## What you need to do
Retype each record shown below, leaving every character as it is.

[Start Input data]

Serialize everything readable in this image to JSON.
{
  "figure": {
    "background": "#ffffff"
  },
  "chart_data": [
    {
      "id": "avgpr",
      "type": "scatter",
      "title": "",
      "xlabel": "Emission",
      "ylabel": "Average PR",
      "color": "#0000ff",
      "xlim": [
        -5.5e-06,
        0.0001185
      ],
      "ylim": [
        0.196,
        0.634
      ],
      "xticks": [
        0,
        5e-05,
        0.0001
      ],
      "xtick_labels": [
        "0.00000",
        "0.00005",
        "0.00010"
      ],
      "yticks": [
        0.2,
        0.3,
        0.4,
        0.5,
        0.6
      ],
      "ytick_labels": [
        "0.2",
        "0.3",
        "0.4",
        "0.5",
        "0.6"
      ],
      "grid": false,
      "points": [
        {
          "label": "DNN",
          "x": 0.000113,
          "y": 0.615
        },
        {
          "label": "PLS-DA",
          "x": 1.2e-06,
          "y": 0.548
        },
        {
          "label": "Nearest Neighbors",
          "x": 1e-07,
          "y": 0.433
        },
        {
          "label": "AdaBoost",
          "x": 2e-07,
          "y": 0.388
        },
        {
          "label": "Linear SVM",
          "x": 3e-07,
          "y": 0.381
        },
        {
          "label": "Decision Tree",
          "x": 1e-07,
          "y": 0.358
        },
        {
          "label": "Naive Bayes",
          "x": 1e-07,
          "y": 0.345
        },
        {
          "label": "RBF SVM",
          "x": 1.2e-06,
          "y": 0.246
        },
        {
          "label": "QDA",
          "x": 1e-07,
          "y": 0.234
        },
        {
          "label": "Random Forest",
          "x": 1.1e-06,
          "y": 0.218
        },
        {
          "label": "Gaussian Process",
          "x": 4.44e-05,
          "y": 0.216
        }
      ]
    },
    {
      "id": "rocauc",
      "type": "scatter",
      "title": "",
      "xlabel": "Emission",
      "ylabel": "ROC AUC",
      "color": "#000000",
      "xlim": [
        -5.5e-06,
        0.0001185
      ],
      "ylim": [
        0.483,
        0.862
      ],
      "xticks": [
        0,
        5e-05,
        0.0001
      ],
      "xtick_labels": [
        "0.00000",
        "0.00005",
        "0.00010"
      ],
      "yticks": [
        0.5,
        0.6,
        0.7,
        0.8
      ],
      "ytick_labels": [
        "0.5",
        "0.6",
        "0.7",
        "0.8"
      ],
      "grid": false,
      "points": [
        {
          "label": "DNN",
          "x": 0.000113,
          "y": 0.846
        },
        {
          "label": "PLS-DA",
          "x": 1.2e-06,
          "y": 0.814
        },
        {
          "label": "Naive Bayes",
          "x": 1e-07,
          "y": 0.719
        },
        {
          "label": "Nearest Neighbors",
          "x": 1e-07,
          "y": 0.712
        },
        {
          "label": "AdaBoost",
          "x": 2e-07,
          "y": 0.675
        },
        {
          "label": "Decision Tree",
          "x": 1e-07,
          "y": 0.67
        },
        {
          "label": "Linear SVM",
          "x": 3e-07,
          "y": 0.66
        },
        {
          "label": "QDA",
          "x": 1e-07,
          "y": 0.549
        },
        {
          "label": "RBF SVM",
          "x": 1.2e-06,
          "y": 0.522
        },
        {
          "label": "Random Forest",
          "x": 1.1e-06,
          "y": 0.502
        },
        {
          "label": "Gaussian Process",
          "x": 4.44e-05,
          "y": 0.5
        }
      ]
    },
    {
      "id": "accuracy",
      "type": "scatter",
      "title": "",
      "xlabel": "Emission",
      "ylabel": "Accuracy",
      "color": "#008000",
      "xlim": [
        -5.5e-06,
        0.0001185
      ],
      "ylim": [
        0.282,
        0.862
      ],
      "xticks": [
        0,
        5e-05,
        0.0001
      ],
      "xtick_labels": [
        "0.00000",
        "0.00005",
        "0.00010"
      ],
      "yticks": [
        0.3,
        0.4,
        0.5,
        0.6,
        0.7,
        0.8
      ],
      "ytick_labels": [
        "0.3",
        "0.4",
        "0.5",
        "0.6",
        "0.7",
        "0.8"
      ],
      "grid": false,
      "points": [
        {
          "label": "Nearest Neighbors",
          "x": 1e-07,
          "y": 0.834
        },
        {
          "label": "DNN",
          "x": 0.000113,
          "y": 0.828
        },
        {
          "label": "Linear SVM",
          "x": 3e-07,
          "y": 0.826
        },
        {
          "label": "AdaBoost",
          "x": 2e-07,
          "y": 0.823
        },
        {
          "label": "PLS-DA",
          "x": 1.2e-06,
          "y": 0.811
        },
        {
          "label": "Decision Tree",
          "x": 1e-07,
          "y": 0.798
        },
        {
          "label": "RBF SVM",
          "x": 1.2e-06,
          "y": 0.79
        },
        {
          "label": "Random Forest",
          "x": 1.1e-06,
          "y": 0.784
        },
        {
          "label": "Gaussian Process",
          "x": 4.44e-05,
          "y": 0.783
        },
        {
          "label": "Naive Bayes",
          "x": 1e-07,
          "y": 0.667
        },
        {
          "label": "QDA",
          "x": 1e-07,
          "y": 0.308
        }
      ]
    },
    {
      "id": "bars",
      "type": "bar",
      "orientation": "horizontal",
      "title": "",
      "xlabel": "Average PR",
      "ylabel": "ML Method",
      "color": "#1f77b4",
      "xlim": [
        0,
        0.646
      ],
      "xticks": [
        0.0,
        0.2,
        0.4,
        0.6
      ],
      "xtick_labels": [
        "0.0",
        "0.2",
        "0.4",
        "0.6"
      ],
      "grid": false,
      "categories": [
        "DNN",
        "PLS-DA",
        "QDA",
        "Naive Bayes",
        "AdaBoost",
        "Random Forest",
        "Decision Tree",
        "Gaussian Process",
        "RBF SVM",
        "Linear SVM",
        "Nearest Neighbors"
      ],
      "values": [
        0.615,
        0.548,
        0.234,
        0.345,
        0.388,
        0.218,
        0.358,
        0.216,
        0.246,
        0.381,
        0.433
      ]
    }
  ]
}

[End Input data]

## Answer
Serialize everything readable in this image to JSON.
{
  "figure": {
    "background": "#ffffff"
  },
  "chart_data": [
    {
      "id": "avgpr",
      "type": "scatter",
      "title": "",
      "xlabel": "Emission",
      "ylabel": "Average PR",
      "color": "#0000ff",
      "xlim": [
        -5.5e-06,
        0.0001185
      ],
      "ylim": [
        0.196,
        0.634
      ],
      "xticks": [
        0,
        5e-05,
        0.0001
      ],
      "xtick_labels": [
        "0.00000",
        "0.00005",
        "0.00010"
      ],
      "yticks": [
        0.2,
        0.3,
        0.4,
        0.5,
        0.6
      ],
      "ytick_labels": [
        "0.2",
        "0.3",
        "0.4",
        "0.5",
        "0.6"
      ],
      "grid": false,
      "points": [
        {
          "label": "DNN",
          "x": 0.000113,
          "y": 0.615
        },
        {
          "label": "PLS-DA",
          "x": 1.2e-06,
          "y": 0.548
        },
        {
          "label": "Nearest Neighbors",
          "x": 1e-07,
          "y": 0.433
        },
        {
          "label": "AdaBoost",
          "x": 2e-07,
          "y": 0.388
        },
        {
          "label": "Linear SVM",
          "x": 3e-07,
          "y": 0.381
        },
        {
          "label": "Decision Tree",
          "x": 1e-07,
          "y": 0.358
        },
        {
          "label": "Naive Bayes",
          "x": 1e-07,
          "y": 0.345
        },
        {
          "label": "RBF SVM",
          "x": 1.2e-06,
          "y": 0.246
        },
        {
          "label": "QDA",
          "x": 1e-07,
          "y": 0.234
        },
        {
          "label": "Random Forest",
          "x": 1.1e-06,
          "y": 0.218
        },
        {
          "label": "Gaussian Process",
          "x": 4.44e-05,
          "y": 0.216
        }
      ]
    },
    {
      "id": "rocauc",
      "type": "scatter",
      "title": "",
      "xlabel": "Emission",
      "ylabel": "ROC AUC",
      "color": "#000000",
      "xlim": [
        -5.5e-06,
        0.0001185
      ],
      "ylim": [
        0.483,
        0.862
      ],
      "xticks": [
        0,
        5e-05,
        0.0001
      ],
      "xtick_labels": [
        "0.00000",
        "0.00005",
        "0.00010"
      ],
      "yticks": [
        0.5,
        0.6,
        0.7,
        0.8
      ],
      "ytick_labels": [
        "0.5",
        "0.6",
        "0.7",
        "0.8"
      ],
      "grid": false,
      "points": [
        {
          "label": "DNN",
          "x": 0.000113,
          "y": 0.846
        },
        {
          "label": "PLS-DA",
          "x": 1.2e-06,
          "y": 0.814
        },
        {
          "label": "Naive Bayes",
          "x": 1e-07,
          "y": 0.719
        },
        {
          "label": "Nearest Neighbors",
          "x": 1e-07,
          "y": 0.712
        },
        {
          "label": "AdaBoost",
          "x": 2e-07,
          "y": 0.675
        },
        {
          "label": "Decision Tree",
          "x": 1e-07,
          "y": 0.67
        },
        {
          "label": "Linear SVM",
          "x": 3e-07,
          "y": 0.66
        },
        {
          "label": "QDA",
          "x": 1e-07,
          "y": 0.549
        },
        {
          "label": "RBF SVM",
          "x": 1.2e-06,
          "y": 0.522
        },
        {
          "label": "Random Forest",
          "x": 1.1e-06,
          "y": 0.502
        },
        {
          "label": "Gaussian Process",
          "x": 4.44e-05,
          "y": 0.5
        }
      ]
    },
    {
      "id": "accuracy",
      "type": "scatter",
      "title": "",
      "xlabel": "Emission",
      "ylabel": "Accuracy",
      "color": "#008000",
      "xlim": [
        -5.5e-06,
        0.0001185
      ],
      "ylim": [
        0.282,
        0.862
      ],
      "xticks": [
        0,
        5e-05,
        0.0001
      ],
      "xtick_labels": [
        "0.00000",
        "0.00005",
        "0.00010"
      ],
      "yticks": [
        0.3,
        0.4,
        0.5,
        0.6,
        0.7,
        0.8
      ],
      "ytick_labels": [
        "0.3",
        "0.4",
        "0.5",
        "0.6",
        "0.7",
        "0.8"
      ],
      "grid": false,
      "points": [
        {
          "label": "Nearest Neighbors",
          "x": 1e-07,
          "y": 0.834
        },
        {
          "label": "DNN",
          "x": 0.000113,
          "y": 0.828
        },
        {
          "label": "Linear SVM",
          "x": 3e-07,
          "y": 0.826
        },
        {
          "label": "AdaBoost",
          "x": 2e-07,
          "y": 0.823
        },
        {
          "label": "PLS-DA",
          "x": 1.2e-06,
          "y": 0.811
        },
        {
          "label": "Decision Tree",
          "x": 1e-07,
          "y": 0.798
        },
        {
          "label": "RBF SVM",
          "x": 1.2e-06,
          "y": 0.79
        },
        {
          "label": "Random Forest",
          "x": 1.1e-06,
          "y": 0.784
        },
        {
          "label": "Gaussian Process",
          "x": 4.44e-05,
          "y": 0.783
        },
        {
          "label": "Naive Bayes",
          "x": 1e-07,
          "y": 0.667
        },
        {
          "label": "QDA",
          "x": 1e-07,
          "y": 0.308
        }
      ]
    },
    {
      "id": "bars",
      "type": "bar",
      "orientation": "horizontal",
      "title": "",
      "xlabel": "Average PR",
      "ylabel": "ML Method",
      "color": "#1f77b4",
      "xlim": [
        0,
        0.646
      ],
      "xticks": [
        0.0,
        0.2,
        0.4,
        0.6
      ],
      "xtick_labels": [
        "0.0",
        "0.2",
        "0.4",
        "0.6"
      ],
      "grid": false,
      "categories": [
        "DNN",
        "PLS-DA",
        "QDA",
        "Naive Bayes",
        "AdaBoost",
        "Random Forest",
        "Decision Tree",
        "Gaussian Process",
        "RBF SVM",
        "Linear SVM",
        "Nearest Neighbors"
      ],
      "values": [
        0.615,
        0.548,
        0.234,
        0.345,
        0.388,
        0.218,
        0.358,
        0.216,
        0.246,
        0.381,
        0.433
      ]
    }
  ]
}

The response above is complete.